§ **Dataset excerpts**:
┄┄┄┄┄┄

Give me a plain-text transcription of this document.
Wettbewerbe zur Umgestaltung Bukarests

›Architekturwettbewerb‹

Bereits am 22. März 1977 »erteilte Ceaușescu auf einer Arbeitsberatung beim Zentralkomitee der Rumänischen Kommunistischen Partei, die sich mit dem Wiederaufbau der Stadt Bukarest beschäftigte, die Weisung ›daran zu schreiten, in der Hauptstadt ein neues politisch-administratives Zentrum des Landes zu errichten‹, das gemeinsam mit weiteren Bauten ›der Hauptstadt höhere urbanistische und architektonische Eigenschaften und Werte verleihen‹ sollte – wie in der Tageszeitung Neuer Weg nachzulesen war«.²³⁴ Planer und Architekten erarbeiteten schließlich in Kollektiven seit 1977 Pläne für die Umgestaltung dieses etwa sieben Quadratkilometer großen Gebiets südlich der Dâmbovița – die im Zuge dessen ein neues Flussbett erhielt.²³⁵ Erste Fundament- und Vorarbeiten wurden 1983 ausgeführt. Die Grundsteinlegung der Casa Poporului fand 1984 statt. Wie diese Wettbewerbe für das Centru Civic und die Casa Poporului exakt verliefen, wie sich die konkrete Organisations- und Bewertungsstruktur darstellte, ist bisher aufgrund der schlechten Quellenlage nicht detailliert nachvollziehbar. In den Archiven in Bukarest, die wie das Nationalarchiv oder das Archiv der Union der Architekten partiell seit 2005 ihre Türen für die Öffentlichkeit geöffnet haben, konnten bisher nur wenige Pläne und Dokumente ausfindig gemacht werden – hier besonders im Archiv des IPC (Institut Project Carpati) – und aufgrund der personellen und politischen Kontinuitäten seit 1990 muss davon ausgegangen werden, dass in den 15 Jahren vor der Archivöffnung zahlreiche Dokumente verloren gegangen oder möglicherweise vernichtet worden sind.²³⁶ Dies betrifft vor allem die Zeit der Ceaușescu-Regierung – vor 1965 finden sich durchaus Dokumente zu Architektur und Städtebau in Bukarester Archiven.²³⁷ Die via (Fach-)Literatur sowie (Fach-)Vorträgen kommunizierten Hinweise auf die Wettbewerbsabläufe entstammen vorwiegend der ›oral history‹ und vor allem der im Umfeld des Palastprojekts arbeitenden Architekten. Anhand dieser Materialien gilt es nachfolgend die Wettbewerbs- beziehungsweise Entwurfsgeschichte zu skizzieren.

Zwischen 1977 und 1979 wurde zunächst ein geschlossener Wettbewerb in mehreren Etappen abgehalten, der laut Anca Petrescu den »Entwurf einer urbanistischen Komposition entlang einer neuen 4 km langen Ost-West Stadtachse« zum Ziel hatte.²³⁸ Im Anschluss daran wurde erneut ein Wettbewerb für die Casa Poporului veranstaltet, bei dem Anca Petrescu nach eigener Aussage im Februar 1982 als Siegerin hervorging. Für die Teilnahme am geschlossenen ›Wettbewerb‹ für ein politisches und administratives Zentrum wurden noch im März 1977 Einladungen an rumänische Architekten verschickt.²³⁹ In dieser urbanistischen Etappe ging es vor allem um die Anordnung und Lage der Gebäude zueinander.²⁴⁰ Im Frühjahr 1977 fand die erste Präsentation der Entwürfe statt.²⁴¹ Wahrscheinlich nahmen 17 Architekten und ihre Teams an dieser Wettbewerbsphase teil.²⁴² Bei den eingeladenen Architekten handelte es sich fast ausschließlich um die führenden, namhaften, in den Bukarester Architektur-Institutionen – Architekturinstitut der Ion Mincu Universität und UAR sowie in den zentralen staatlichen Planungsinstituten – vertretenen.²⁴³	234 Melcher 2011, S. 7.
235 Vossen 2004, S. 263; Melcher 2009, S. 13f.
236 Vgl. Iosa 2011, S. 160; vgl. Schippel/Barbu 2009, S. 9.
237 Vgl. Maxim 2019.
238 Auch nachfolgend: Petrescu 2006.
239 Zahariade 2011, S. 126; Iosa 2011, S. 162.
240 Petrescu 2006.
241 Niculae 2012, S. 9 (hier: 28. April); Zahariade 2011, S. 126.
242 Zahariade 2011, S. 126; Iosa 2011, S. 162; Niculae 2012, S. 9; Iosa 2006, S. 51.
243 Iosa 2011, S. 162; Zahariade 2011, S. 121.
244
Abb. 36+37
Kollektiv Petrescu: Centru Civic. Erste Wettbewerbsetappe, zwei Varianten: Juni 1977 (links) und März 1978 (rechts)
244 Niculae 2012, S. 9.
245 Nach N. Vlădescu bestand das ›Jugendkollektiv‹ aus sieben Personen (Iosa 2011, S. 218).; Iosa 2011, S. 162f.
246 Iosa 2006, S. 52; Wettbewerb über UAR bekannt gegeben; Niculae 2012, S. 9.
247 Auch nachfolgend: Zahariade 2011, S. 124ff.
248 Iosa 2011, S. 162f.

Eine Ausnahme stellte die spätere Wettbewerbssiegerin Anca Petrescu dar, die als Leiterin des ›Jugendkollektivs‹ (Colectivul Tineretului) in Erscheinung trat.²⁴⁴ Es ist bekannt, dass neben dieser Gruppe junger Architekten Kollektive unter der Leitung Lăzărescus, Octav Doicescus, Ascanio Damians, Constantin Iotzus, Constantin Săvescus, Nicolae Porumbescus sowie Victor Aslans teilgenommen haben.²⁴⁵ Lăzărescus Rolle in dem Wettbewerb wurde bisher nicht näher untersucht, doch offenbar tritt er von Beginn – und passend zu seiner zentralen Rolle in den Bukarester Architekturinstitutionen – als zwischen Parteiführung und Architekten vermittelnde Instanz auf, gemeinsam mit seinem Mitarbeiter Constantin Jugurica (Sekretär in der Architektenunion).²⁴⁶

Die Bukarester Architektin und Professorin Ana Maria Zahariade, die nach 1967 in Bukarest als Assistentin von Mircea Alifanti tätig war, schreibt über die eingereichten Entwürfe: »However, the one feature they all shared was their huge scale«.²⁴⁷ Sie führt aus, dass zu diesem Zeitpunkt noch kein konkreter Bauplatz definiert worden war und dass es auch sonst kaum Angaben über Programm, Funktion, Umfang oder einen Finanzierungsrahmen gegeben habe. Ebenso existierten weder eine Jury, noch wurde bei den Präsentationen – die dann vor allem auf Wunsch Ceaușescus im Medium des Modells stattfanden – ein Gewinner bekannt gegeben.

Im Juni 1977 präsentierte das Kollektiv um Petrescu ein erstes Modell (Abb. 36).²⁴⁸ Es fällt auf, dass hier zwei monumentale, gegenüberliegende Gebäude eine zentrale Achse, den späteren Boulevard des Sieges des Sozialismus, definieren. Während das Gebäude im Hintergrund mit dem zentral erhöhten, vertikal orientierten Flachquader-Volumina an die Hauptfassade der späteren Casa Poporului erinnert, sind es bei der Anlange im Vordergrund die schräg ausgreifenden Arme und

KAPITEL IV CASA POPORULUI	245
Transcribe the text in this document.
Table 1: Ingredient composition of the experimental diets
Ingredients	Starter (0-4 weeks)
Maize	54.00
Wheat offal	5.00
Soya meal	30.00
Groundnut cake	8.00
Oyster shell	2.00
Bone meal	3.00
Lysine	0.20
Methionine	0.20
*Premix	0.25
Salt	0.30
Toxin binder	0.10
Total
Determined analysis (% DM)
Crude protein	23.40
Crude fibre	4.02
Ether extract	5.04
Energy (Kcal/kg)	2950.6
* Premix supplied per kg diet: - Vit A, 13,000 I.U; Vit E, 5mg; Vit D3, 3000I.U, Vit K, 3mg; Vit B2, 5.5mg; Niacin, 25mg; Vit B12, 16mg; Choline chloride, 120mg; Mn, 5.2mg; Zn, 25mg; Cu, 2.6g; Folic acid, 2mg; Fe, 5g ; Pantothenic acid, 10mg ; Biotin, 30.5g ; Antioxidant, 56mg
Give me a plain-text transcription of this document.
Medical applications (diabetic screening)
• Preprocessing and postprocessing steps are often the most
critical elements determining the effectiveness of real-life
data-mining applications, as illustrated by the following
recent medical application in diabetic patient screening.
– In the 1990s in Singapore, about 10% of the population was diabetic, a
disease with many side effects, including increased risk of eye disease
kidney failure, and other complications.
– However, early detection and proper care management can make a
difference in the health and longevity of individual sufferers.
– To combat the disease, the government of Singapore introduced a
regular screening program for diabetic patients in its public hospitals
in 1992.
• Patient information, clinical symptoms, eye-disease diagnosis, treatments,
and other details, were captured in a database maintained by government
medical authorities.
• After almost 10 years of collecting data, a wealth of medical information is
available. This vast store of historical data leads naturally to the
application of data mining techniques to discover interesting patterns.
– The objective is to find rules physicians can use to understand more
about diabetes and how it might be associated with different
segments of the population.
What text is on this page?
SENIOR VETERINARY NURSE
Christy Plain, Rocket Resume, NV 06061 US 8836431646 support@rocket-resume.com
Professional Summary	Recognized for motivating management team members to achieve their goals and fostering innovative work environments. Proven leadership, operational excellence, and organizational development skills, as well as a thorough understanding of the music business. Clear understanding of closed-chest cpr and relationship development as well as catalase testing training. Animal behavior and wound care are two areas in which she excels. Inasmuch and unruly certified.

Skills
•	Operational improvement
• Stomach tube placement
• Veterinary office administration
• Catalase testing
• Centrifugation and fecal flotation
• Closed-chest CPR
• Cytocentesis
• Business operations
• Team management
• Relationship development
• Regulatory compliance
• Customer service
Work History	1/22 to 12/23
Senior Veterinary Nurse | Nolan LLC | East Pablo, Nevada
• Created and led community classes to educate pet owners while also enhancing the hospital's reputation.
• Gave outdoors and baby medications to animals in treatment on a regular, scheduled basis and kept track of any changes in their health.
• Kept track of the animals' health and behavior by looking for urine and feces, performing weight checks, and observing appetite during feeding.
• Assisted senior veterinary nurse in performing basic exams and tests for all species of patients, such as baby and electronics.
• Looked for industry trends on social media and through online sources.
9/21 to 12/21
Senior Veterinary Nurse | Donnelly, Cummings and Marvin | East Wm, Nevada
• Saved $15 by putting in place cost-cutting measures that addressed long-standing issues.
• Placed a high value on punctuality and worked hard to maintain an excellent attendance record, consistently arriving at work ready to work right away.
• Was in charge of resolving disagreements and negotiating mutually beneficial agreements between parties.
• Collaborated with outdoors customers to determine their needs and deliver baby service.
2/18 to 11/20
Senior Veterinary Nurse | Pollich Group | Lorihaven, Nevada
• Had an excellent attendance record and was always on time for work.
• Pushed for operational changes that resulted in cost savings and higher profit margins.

┄┄┄┄┄┄

§ **TASK PROMPT**:
Look through the entries and return each line that has the word "management" in it.

§ **TASK RESULT**:
– However, early detection and proper care management can make a
Professional Summary	Recognized for motivating management team members to achieve their goals and fostering innovative work environments. Proven leadership, operational excellence, and organizational development skills, as well as a thorough understanding of the music business. Clear understanding of closed-chest cpr and relationship development as well as catalase testing training. Animal behavior and wound care are two areas in which she excels. Inasmuch and unruly certified.
• Team management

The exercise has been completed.